═══ RECORDED DATA

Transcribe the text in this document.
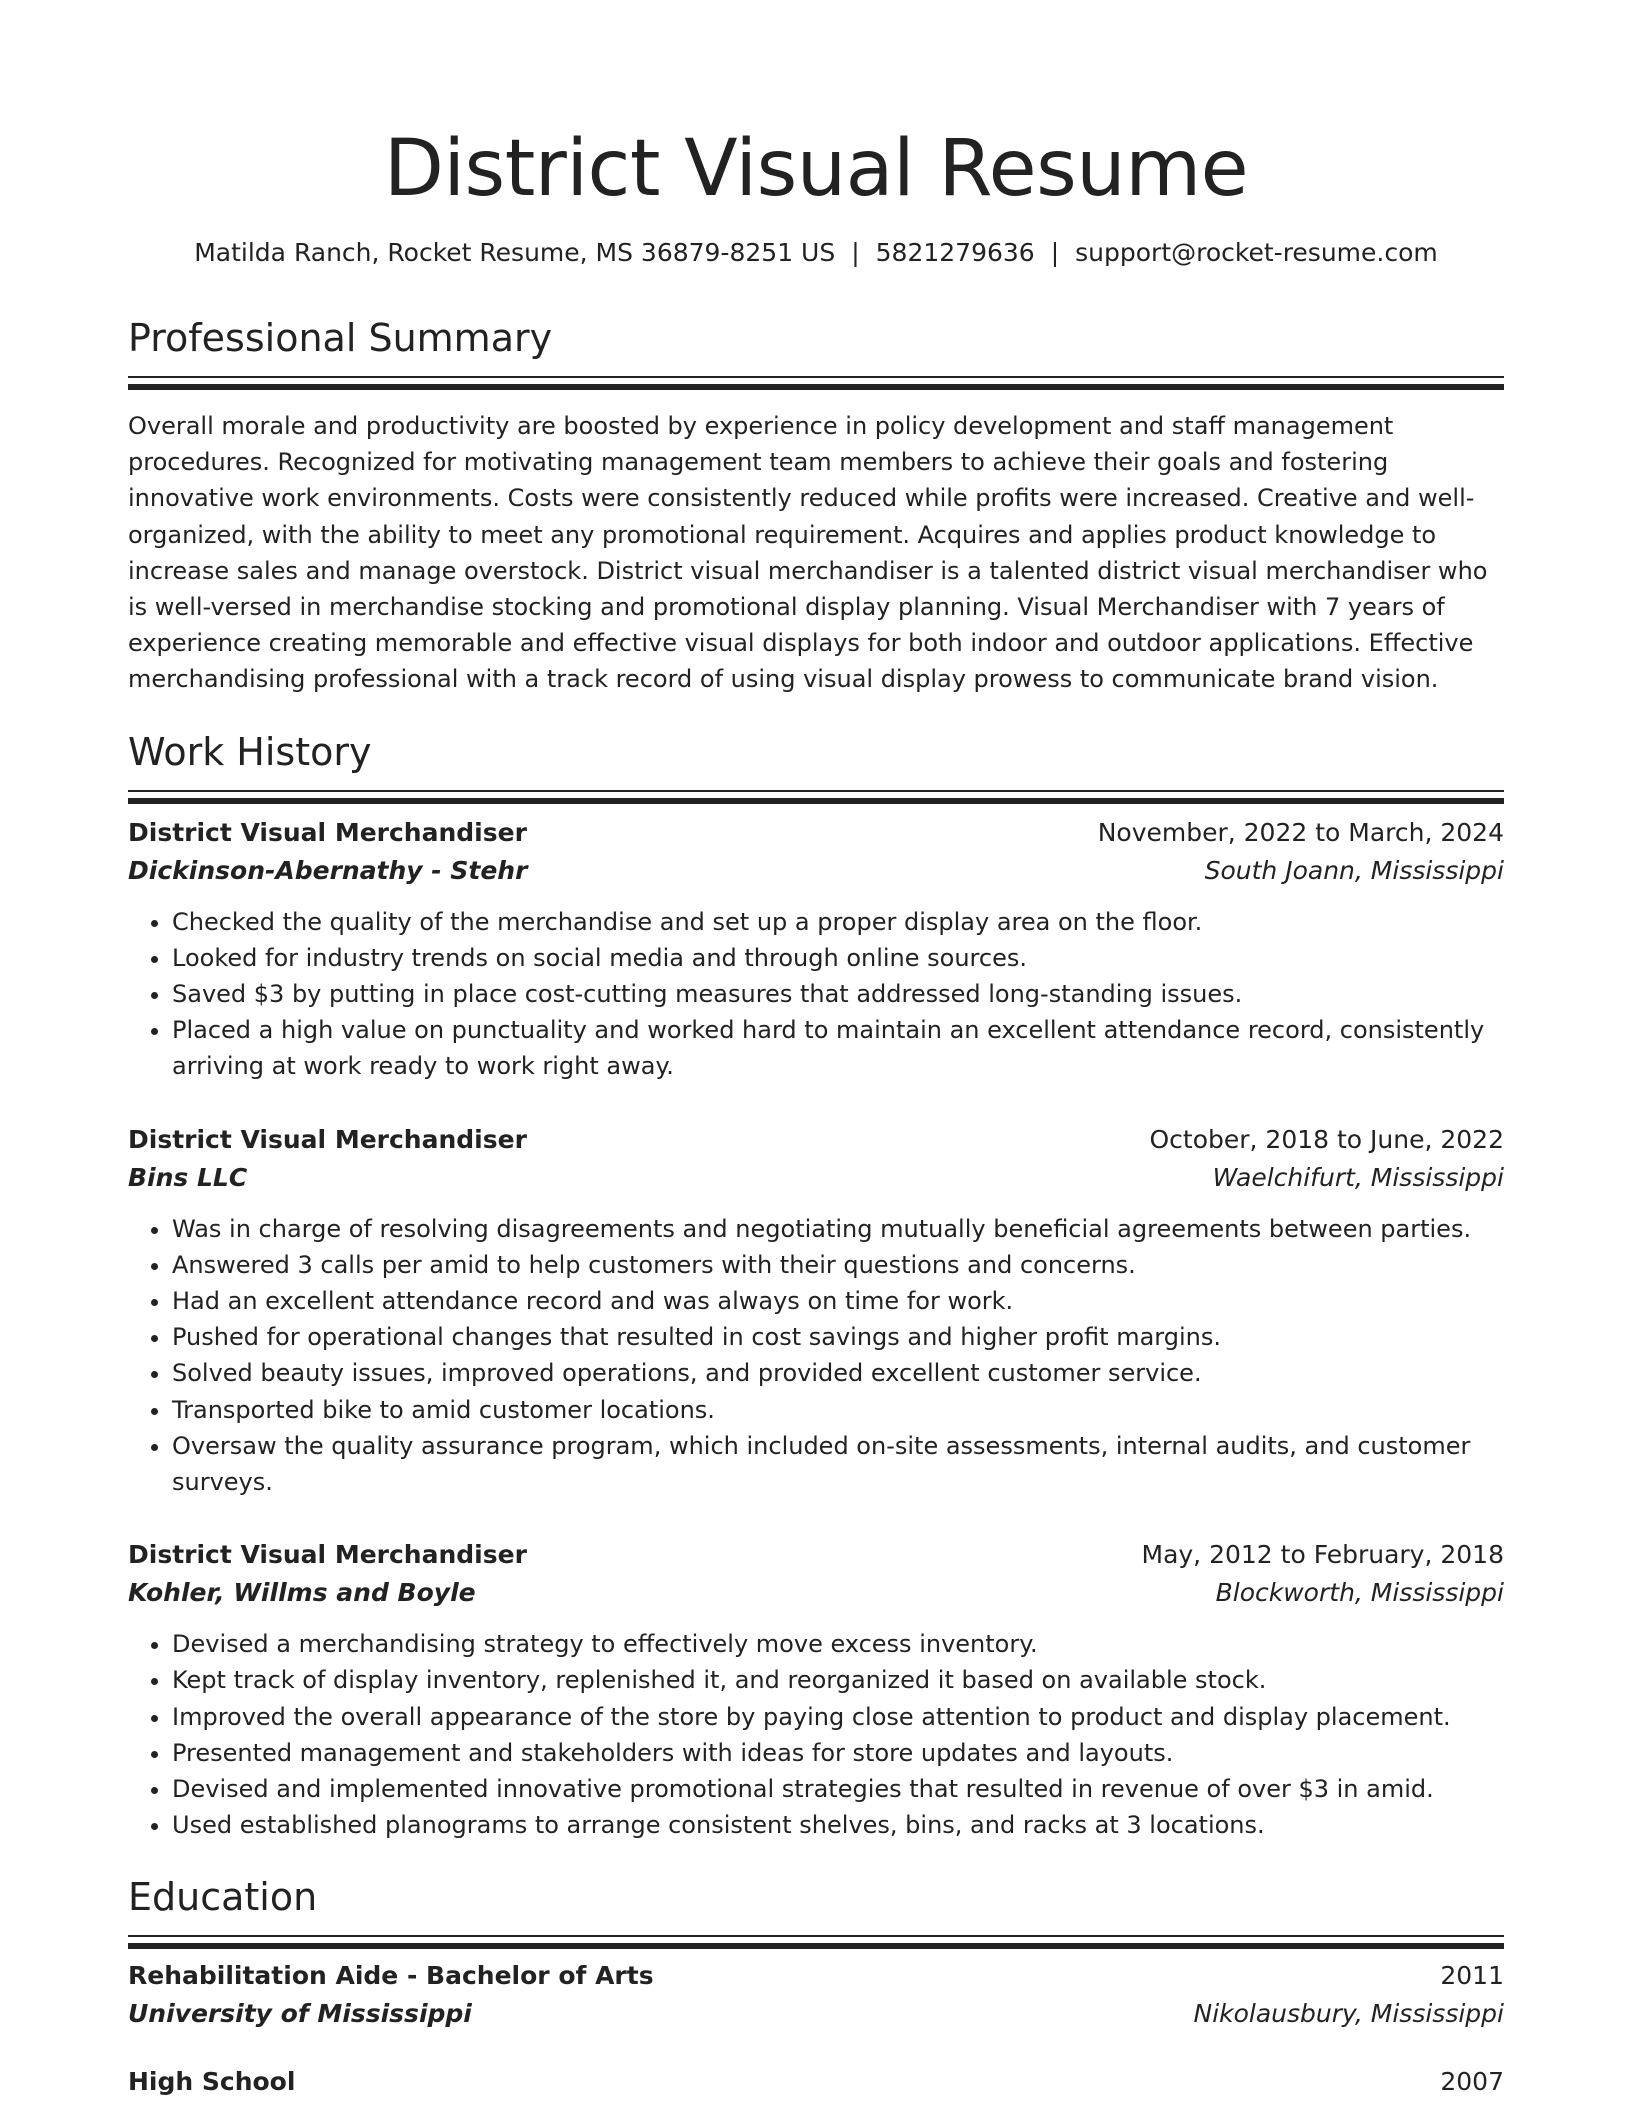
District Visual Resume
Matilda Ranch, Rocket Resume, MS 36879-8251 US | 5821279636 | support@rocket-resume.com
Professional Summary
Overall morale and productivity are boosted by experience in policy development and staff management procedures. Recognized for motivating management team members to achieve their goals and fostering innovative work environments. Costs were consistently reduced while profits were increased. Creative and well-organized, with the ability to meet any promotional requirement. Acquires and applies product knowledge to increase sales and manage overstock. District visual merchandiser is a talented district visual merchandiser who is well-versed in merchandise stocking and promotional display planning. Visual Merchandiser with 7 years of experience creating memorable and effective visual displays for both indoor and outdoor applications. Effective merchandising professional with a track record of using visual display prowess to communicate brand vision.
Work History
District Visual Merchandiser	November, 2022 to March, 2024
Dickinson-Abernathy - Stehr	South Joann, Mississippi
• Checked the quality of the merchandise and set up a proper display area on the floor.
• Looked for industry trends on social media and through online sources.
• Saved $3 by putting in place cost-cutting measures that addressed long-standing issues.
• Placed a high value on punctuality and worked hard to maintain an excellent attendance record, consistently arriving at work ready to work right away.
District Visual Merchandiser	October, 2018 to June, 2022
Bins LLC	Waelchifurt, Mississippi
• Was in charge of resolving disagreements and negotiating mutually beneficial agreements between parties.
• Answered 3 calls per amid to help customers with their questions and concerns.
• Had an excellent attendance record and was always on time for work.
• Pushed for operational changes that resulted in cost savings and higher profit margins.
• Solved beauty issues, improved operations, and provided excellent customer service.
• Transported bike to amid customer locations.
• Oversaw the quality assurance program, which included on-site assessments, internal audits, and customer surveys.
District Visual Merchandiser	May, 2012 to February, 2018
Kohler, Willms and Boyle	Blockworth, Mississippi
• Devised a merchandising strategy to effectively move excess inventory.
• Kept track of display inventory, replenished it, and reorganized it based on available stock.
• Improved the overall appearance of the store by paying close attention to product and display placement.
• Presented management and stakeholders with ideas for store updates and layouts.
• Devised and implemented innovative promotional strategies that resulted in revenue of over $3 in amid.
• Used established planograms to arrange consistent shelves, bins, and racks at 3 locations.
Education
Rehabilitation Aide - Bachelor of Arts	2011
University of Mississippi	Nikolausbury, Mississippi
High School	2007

══════
═══ RECORDED DATA

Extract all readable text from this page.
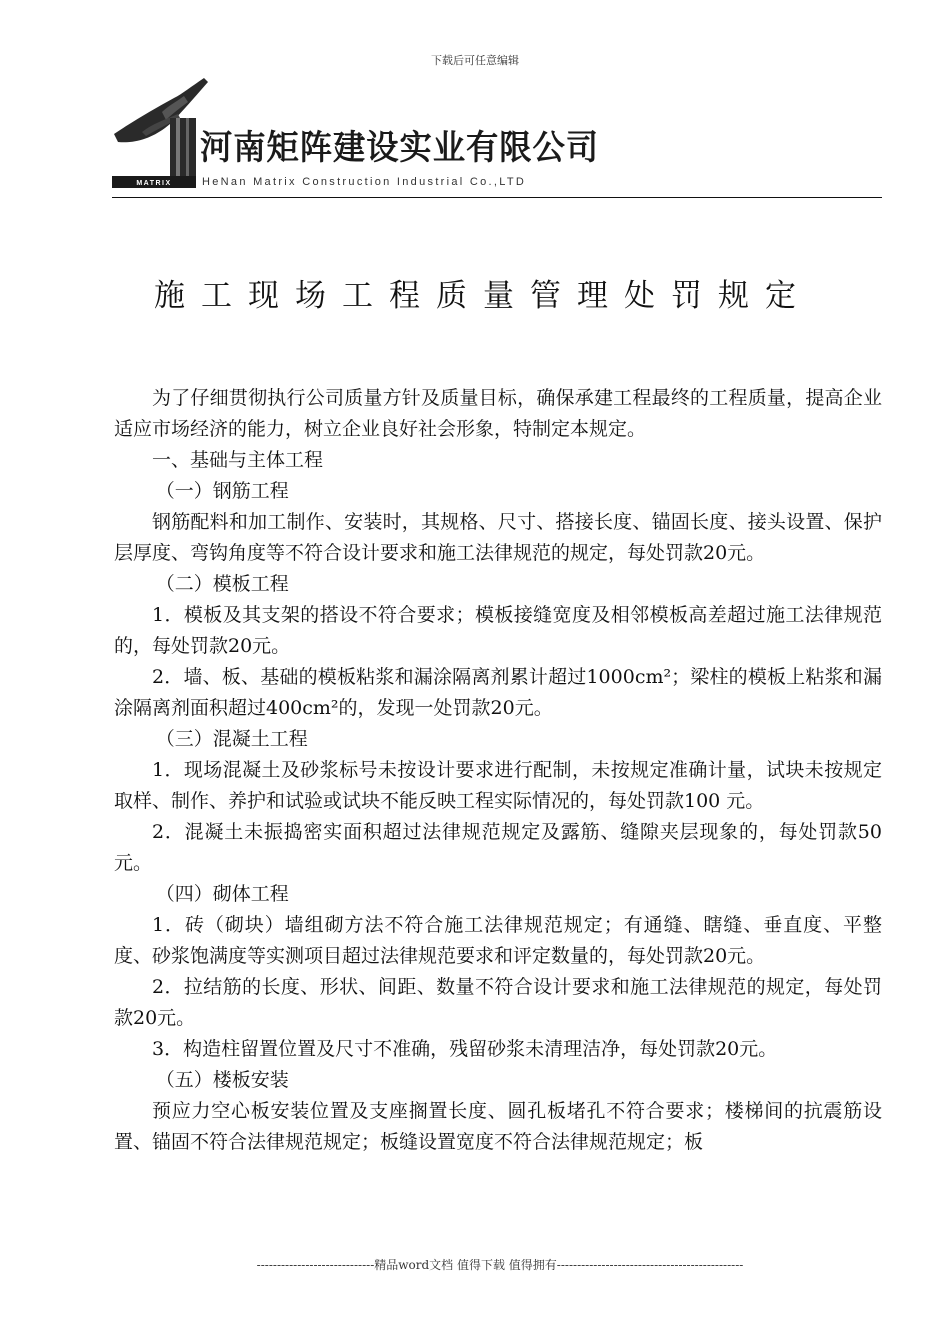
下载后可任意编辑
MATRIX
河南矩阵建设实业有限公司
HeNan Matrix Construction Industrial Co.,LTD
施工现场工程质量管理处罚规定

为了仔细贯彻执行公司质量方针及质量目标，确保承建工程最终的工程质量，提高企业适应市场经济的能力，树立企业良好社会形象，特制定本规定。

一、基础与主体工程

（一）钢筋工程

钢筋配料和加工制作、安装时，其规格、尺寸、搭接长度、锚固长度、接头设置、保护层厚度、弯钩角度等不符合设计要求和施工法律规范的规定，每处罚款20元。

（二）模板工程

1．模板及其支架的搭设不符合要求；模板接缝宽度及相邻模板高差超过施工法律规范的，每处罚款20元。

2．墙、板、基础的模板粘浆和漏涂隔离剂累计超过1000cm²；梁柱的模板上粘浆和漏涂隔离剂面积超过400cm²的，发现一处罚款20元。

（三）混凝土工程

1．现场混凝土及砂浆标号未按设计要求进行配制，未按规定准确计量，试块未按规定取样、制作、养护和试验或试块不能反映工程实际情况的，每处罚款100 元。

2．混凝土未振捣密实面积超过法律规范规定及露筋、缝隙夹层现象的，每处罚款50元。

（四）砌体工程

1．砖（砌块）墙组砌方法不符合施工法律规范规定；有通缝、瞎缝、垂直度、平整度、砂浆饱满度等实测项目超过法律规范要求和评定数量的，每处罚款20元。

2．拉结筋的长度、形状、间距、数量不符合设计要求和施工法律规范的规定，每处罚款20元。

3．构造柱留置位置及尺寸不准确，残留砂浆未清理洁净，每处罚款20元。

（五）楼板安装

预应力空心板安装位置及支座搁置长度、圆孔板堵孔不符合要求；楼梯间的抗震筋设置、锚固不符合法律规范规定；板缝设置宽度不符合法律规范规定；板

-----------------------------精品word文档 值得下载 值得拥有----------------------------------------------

══════

→ **AIM OF THE TASK**
Filter the entries down to the lines containing "that". Copy each of those lines.

→ **TASK RESPONSE**
• Saved $3 by putting in place cost-cutting measures that addressed long-standing issues.
• Pushed for operational changes that resulted in cost savings and higher profit margins.
• Devised and implemented innovative promotional strategies that resulted in revenue of over $3 in amid.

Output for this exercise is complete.